What you have to do:
Faithfully return all lines, omitting every embedded picture.

[Dataset excerpt]
------------------------------
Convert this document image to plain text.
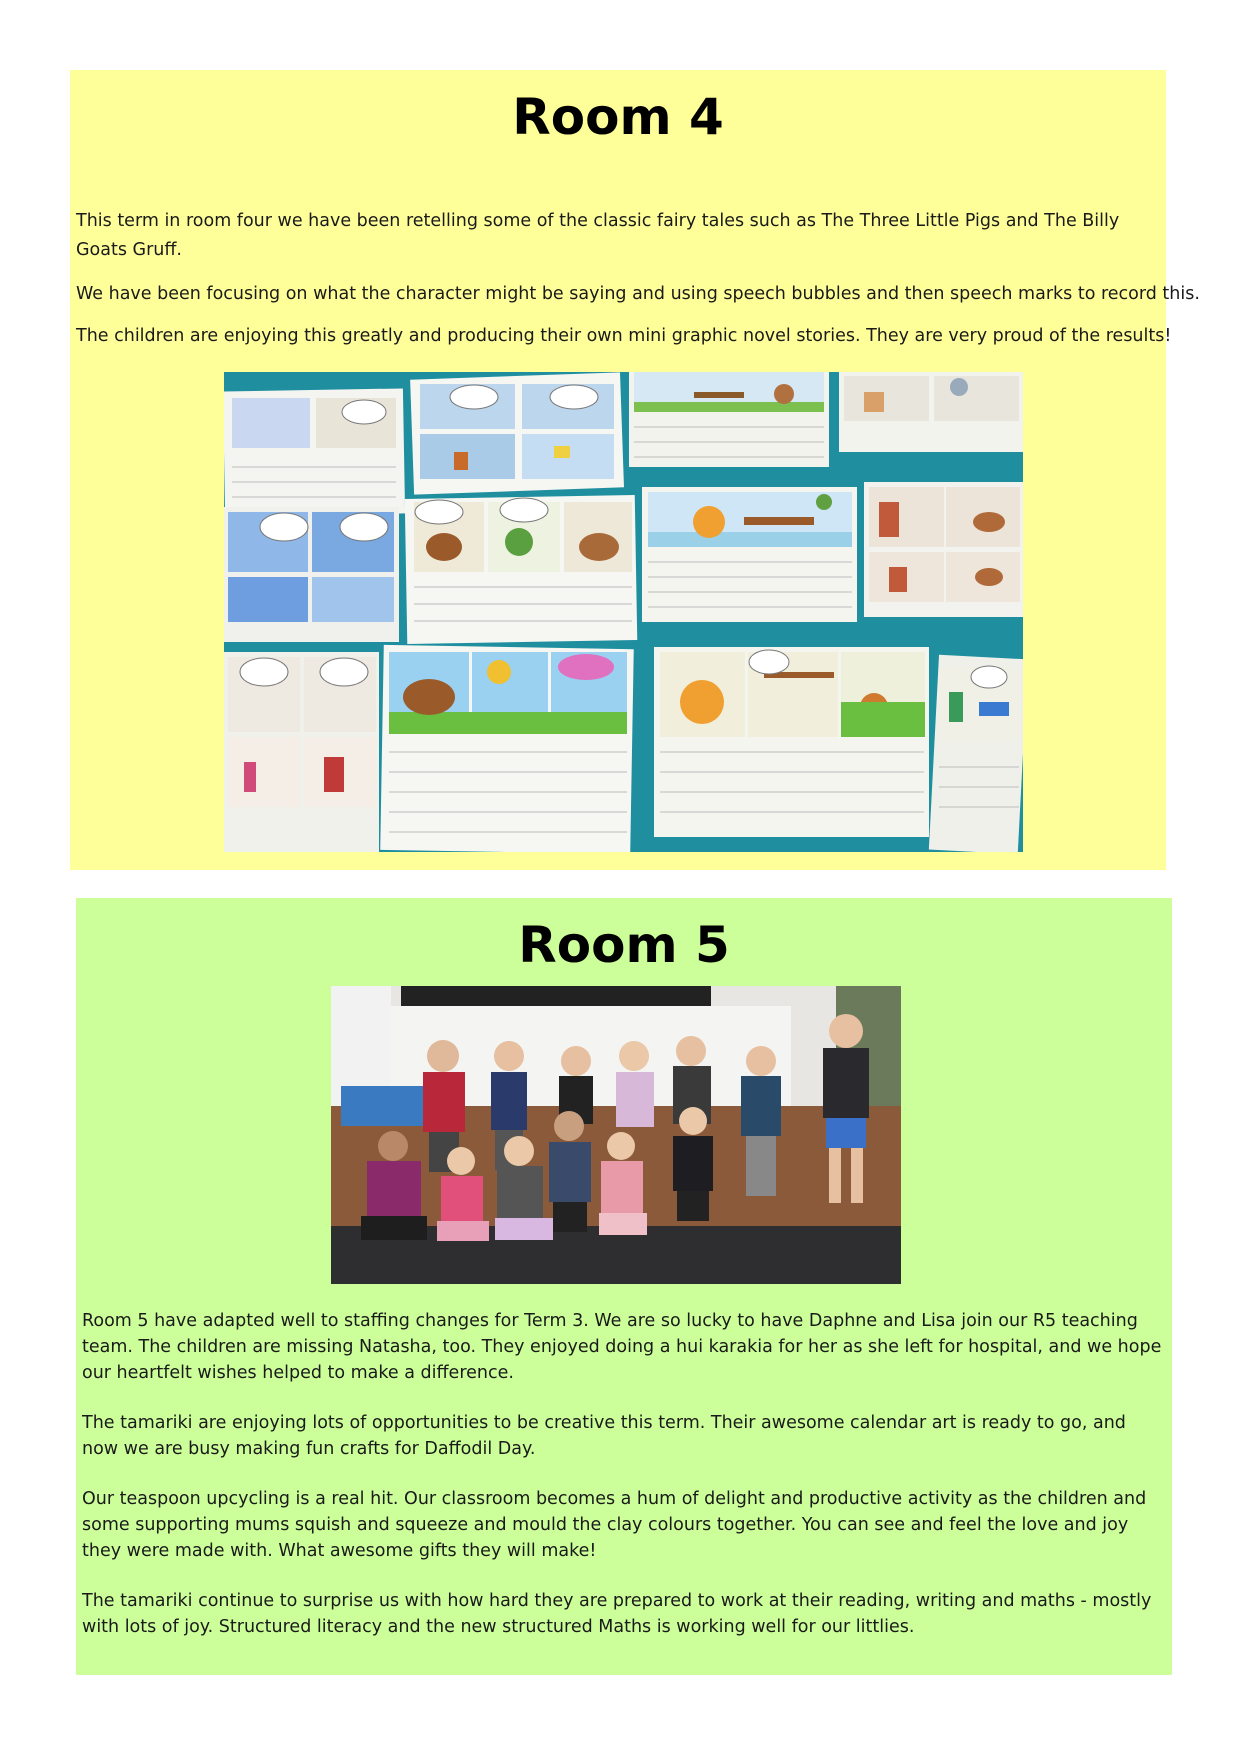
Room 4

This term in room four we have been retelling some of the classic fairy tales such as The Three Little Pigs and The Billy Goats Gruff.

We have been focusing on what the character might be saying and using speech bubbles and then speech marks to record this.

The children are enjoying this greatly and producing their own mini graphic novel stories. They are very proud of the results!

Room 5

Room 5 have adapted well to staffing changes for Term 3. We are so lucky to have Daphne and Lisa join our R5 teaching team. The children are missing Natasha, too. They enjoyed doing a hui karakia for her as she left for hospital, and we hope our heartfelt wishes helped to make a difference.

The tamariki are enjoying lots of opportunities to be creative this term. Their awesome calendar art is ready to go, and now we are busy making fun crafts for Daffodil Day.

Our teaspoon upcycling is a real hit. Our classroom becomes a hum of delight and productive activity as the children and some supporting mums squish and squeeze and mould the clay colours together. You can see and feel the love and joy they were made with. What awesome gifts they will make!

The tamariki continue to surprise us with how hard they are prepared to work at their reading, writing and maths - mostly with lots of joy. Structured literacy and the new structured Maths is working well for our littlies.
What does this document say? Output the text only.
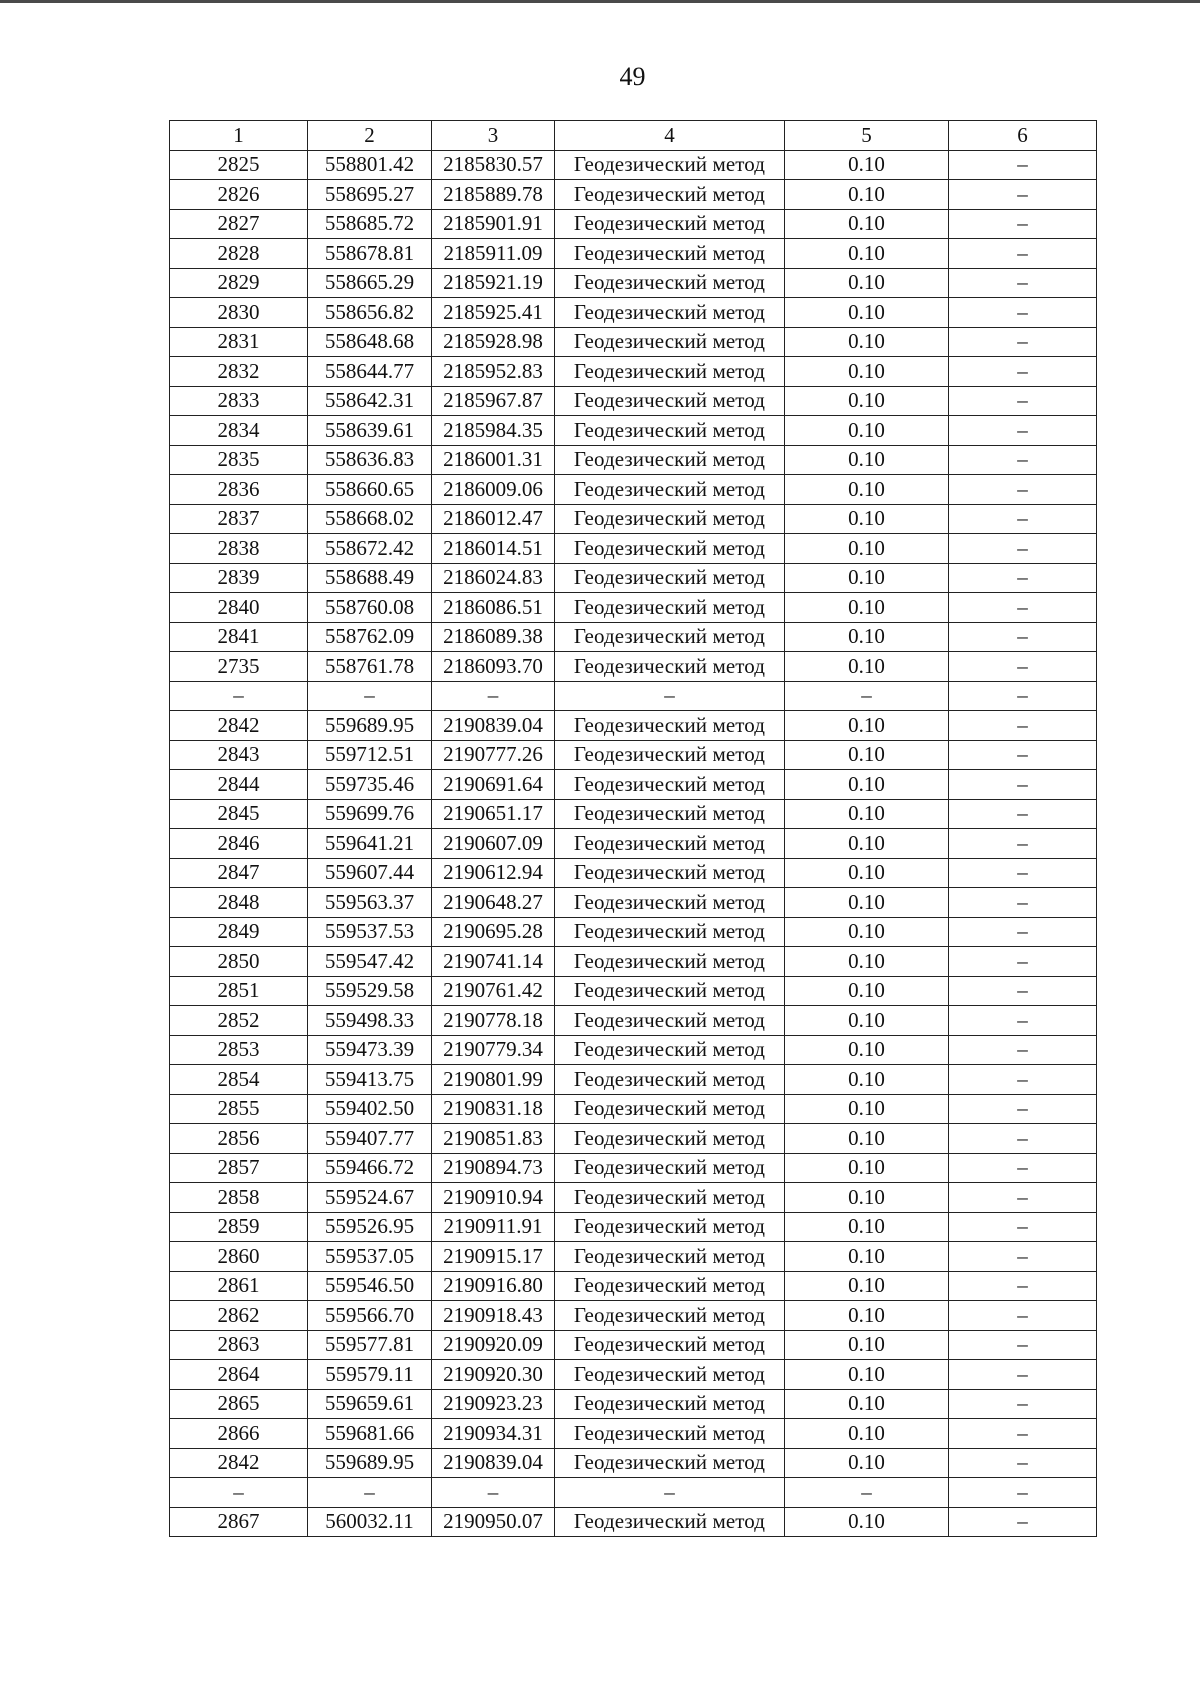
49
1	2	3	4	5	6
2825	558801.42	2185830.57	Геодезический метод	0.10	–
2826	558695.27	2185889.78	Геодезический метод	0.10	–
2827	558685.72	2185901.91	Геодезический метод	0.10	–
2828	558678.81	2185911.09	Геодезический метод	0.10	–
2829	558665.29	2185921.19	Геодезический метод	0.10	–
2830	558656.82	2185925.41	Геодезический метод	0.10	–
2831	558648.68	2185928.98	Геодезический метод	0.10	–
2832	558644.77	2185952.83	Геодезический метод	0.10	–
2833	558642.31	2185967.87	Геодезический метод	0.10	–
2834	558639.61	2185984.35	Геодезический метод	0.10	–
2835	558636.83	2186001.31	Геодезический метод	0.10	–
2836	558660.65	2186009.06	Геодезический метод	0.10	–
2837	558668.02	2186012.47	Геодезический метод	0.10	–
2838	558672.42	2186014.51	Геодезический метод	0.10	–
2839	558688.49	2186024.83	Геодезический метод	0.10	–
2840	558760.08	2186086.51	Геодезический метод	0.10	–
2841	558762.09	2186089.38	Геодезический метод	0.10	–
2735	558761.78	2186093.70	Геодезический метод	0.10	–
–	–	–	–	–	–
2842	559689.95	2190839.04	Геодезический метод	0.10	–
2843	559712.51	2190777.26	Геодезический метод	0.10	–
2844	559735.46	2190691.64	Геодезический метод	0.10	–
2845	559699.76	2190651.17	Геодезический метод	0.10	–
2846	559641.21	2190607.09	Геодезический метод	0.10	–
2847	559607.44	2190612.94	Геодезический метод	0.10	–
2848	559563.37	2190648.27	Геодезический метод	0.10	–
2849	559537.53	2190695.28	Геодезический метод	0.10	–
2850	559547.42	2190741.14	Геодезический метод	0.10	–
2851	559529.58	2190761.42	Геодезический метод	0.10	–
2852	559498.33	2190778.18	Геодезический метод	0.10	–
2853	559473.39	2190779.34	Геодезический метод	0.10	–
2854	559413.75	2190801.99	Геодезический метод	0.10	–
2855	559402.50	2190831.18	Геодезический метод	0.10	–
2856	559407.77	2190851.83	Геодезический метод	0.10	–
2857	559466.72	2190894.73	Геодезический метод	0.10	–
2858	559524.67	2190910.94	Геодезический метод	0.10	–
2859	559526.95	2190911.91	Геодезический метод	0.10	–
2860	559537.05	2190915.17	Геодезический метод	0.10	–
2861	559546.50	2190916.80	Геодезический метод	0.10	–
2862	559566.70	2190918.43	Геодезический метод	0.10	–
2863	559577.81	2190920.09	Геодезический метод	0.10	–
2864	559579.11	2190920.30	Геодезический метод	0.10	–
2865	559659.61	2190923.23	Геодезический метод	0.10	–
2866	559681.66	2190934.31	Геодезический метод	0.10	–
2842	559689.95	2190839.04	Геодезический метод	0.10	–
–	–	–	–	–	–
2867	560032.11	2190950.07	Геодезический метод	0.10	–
------------------------------
Finished exercise:
Convert this document image to plain text.
Room 4

This term in room four we have been retelling some of the classic fairy tales such as The Three Little Pigs and The Billy Goats Gruff.

We have been focusing on what the character might be saying and using speech bubbles and then speech marks to record this.

The children are enjoying this greatly and producing their own mini graphic novel stories. They are very proud of the results!

Room 5

Room 5 have adapted well to staffing changes for Term 3. We are so lucky to have Daphne and Lisa join our R5 teaching team. The children are missing Natasha, too. They enjoyed doing a hui karakia for her as she left for hospital, and we hope our heartfelt wishes helped to make a difference.

The tamariki are enjoying lots of opportunities to be creative this term. Their awesome calendar art is ready to go, and now we are busy making fun crafts for Daffodil Day.

Our teaspoon upcycling is a real hit. Our classroom becomes a hum of delight and productive activity as the children and some supporting mums squish and squeeze and mould the clay colours together. You can see and feel the love and joy they were made with. What awesome gifts they will make!

The tamariki continue to surprise us with how hard they are prepared to work at their reading, writing and maths - mostly with lots of joy. Structured literacy and the new structured Maths is working well for our littlies.
What does this document say? Output the text only.
49
1	2	3	4	5	6
2825	558801.42	2185830.57	Геодезический метод	0.10	–
2826	558695.27	2185889.78	Геодезический метод	0.10	–
2827	558685.72	2185901.91	Геодезический метод	0.10	–
2828	558678.81	2185911.09	Геодезический метод	0.10	–
2829	558665.29	2185921.19	Геодезический метод	0.10	–
2830	558656.82	2185925.41	Геодезический метод	0.10	–
2831	558648.68	2185928.98	Геодезический метод	0.10	–
2832	558644.77	2185952.83	Геодезический метод	0.10	–
2833	558642.31	2185967.87	Геодезический метод	0.10	–
2834	558639.61	2185984.35	Геодезический метод	0.10	–
2835	558636.83	2186001.31	Геодезический метод	0.10	–
2836	558660.65	2186009.06	Геодезический метод	0.10	–
2837	558668.02	2186012.47	Геодезический метод	0.10	–
2838	558672.42	2186014.51	Геодезический метод	0.10	–
2839	558688.49	2186024.83	Геодезический метод	0.10	–
2840	558760.08	2186086.51	Геодезический метод	0.10	–
2841	558762.09	2186089.38	Геодезический метод	0.10	–
2735	558761.78	2186093.70	Геодезический метод	0.10	–
–	–	–	–	–	–
2842	559689.95	2190839.04	Геодезический метод	0.10	–
2843	559712.51	2190777.26	Геодезический метод	0.10	–
2844	559735.46	2190691.64	Геодезический метод	0.10	–
2845	559699.76	2190651.17	Геодезический метод	0.10	–
2846	559641.21	2190607.09	Геодезический метод	0.10	–
2847	559607.44	2190612.94	Геодезический метод	0.10	–
2848	559563.37	2190648.27	Геодезический метод	0.10	–
2849	559537.53	2190695.28	Геодезический метод	0.10	–
2850	559547.42	2190741.14	Геодезический метод	0.10	–
2851	559529.58	2190761.42	Геодезический метод	0.10	–
2852	559498.33	2190778.18	Геодезический метод	0.10	–
2853	559473.39	2190779.34	Геодезический метод	0.10	–
2854	559413.75	2190801.99	Геодезический метод	0.10	–
2855	559402.50	2190831.18	Геодезический метод	0.10	–
2856	559407.77	2190851.83	Геодезический метод	0.10	–
2857	559466.72	2190894.73	Геодезический метод	0.10	–
2858	559524.67	2190910.94	Геодезический метод	0.10	–
2859	559526.95	2190911.91	Геодезический метод	0.10	–
2860	559537.05	2190915.17	Геодезический метод	0.10	–
2861	559546.50	2190916.80	Геодезический метод	0.10	–
2862	559566.70	2190918.43	Геодезический метод	0.10	–
2863	559577.81	2190920.09	Геодезический метод	0.10	–
2864	559579.11	2190920.30	Геодезический метод	0.10	–
2865	559659.61	2190923.23	Геодезический метод	0.10	–
2866	559681.66	2190934.31	Геодезический метод	0.10	–
2842	559689.95	2190839.04	Геодезический метод	0.10	–
–	–	–	–	–	–
2867	560032.11	2190950.07	Геодезический метод	0.10	–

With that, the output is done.